[Start Supplied information]

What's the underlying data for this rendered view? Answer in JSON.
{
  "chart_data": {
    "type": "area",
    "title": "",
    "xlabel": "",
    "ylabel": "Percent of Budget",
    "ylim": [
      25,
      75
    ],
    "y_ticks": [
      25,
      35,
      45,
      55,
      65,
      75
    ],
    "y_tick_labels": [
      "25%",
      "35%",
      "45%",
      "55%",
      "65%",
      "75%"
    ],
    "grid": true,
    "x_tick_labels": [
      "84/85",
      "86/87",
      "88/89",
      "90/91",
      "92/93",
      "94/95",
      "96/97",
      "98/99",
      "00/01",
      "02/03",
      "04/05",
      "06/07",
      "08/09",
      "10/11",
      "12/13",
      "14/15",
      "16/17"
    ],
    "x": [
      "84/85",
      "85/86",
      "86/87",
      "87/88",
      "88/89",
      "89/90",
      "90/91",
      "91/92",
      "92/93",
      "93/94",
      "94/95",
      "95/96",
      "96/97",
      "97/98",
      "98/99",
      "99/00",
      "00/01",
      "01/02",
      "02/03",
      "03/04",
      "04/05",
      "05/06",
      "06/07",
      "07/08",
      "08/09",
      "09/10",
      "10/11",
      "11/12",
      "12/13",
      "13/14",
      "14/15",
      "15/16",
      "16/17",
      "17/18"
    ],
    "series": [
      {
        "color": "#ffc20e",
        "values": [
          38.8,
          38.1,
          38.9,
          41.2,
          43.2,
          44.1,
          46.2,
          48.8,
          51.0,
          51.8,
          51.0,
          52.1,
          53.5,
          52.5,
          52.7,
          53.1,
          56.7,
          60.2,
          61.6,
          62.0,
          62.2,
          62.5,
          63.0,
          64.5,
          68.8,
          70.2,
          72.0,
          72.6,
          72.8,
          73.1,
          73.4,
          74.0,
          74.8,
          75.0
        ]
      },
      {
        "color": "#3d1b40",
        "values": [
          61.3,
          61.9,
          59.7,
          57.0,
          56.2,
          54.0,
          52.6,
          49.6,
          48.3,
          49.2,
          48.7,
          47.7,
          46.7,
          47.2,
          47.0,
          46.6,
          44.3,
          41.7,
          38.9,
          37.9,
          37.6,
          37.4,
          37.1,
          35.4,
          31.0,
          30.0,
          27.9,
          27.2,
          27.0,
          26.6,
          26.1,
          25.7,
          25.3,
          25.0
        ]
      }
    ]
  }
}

[End Supplied information]

(Required work): Retype the entries exactly, including every line.

(Final result):
What's the underlying data for this rendered view? Answer in JSON.
{
  "chart_data": {
    "type": "area",
    "title": "",
    "xlabel": "",
    "ylabel": "Percent of Budget",
    "ylim": [
      25,
      75
    ],
    "y_ticks": [
      25,
      35,
      45,
      55,
      65,
      75
    ],
    "y_tick_labels": [
      "25%",
      "35%",
      "45%",
      "55%",
      "65%",
      "75%"
    ],
    "grid": true,
    "x_tick_labels": [
      "84/85",
      "86/87",
      "88/89",
      "90/91",
      "92/93",
      "94/95",
      "96/97",
      "98/99",
      "00/01",
      "02/03",
      "04/05",
      "06/07",
      "08/09",
      "10/11",
      "12/13",
      "14/15",
      "16/17"
    ],
    "x": [
      "84/85",
      "85/86",
      "86/87",
      "87/88",
      "88/89",
      "89/90",
      "90/91",
      "91/92",
      "92/93",
      "93/94",
      "94/95",
      "95/96",
      "96/97",
      "97/98",
      "98/99",
      "99/00",
      "00/01",
      "01/02",
      "02/03",
      "03/04",
      "04/05",
      "05/06",
      "06/07",
      "07/08",
      "08/09",
      "09/10",
      "10/11",
      "11/12",
      "12/13",
      "13/14",
      "14/15",
      "15/16",
      "16/17",
      "17/18"
    ],
    "series": [
      {
        "color": "#ffc20e",
        "values": [
          38.8,
          38.1,
          38.9,
          41.2,
          43.2,
          44.1,
          46.2,
          48.8,
          51.0,
          51.8,
          51.0,
          52.1,
          53.5,
          52.5,
          52.7,
          53.1,
          56.7,
          60.2,
          61.6,
          62.0,
          62.2,
          62.5,
          63.0,
          64.5,
          68.8,
          70.2,
          72.0,
          72.6,
          72.8,
          73.1,
          73.4,
          74.0,
          74.8,
          75.0
        ]
      },
      {
        "color": "#3d1b40",
        "values": [
          61.3,
          61.9,
          59.7,
          57.0,
          56.2,
          54.0,
          52.6,
          49.6,
          48.3,
          49.2,
          48.7,
          47.7,
          46.7,
          47.2,
          47.0,
          46.6,
          44.3,
          41.7,
          38.9,
          37.9,
          37.6,
          37.4,
          37.1,
          35.4,
          31.0,
          30.0,
          27.9,
          27.2,
          27.0,
          26.6,
          26.1,
          25.7,
          25.3,
          25.0
        ]
      }
    ]
  }
}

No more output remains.